*Stated exercise*.
All of the data needs to be repeated exactly.

* * * *

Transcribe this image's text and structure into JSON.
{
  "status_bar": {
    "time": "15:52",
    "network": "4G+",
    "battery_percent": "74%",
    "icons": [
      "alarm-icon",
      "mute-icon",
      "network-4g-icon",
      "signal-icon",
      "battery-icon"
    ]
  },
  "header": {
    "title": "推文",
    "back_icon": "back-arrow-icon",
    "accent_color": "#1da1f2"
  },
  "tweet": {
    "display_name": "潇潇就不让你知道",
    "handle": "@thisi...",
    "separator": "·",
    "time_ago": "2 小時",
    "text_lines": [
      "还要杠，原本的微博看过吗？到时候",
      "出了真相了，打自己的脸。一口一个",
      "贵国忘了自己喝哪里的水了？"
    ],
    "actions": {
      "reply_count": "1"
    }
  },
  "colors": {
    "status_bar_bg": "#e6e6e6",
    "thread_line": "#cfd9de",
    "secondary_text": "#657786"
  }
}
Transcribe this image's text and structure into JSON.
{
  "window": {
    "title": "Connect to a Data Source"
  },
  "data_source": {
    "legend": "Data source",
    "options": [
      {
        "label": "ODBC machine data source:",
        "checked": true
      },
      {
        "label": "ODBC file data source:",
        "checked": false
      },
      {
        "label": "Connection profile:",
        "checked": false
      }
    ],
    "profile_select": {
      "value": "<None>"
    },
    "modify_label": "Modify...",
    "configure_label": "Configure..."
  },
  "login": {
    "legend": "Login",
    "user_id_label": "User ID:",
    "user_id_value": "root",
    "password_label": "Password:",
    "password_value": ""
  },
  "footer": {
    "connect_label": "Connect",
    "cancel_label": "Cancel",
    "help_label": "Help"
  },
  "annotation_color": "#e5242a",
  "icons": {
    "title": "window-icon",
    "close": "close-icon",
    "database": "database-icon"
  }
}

* * * *

*Result of the task*.
Transcribe this image's text and structure into JSON.
{
  "status_bar": {
    "time": "15:52",
    "network": "4G+",
    "battery_percent": "74%",
    "icons": [
      "alarm-icon",
      "mute-icon",
      "network-4g-icon",
      "signal-icon",
      "battery-icon"
    ]
  },
  "header": {
    "title": "推文",
    "back_icon": "back-arrow-icon",
    "accent_color": "#1da1f2"
  },
  "tweet": {
    "display_name": "潇潇就不让你知道",
    "handle": "@thisi...",
    "separator": "·",
    "time_ago": "2 小時",
    "text_lines": [
      "还要杠，原本的微博看过吗？到时候",
      "出了真相了，打自己的脸。一口一个",
      "贵国忘了自己喝哪里的水了？"
    ],
    "actions": {
      "reply_count": "1"
    }
  },
  "colors": {
    "status_bar_bg": "#e6e6e6",
    "thread_line": "#cfd9de",
    "secondary_text": "#657786"
  }
}
Transcribe this image's text and structure into JSON.
{
  "window": {
    "title": "Connect to a Data Source"
  },
  "data_source": {
    "legend": "Data source",
    "options": [
      {
        "label": "ODBC machine data source:",
        "checked": true
      },
      {
        "label": "ODBC file data source:",
        "checked": false
      },
      {
        "label": "Connection profile:",
        "checked": false
      }
    ],
    "profile_select": {
      "value": "<None>"
    },
    "modify_label": "Modify...",
    "configure_label": "Configure..."
  },
  "login": {
    "legend": "Login",
    "user_id_label": "User ID:",
    "user_id_value": "root",
    "password_label": "Password:",
    "password_value": ""
  },
  "footer": {
    "connect_label": "Connect",
    "cancel_label": "Cancel",
    "help_label": "Help"
  },
  "annotation_color": "#e5242a",
  "icons": {
    "title": "window-icon",
    "close": "close-icon",
    "database": "database-icon"
  }
}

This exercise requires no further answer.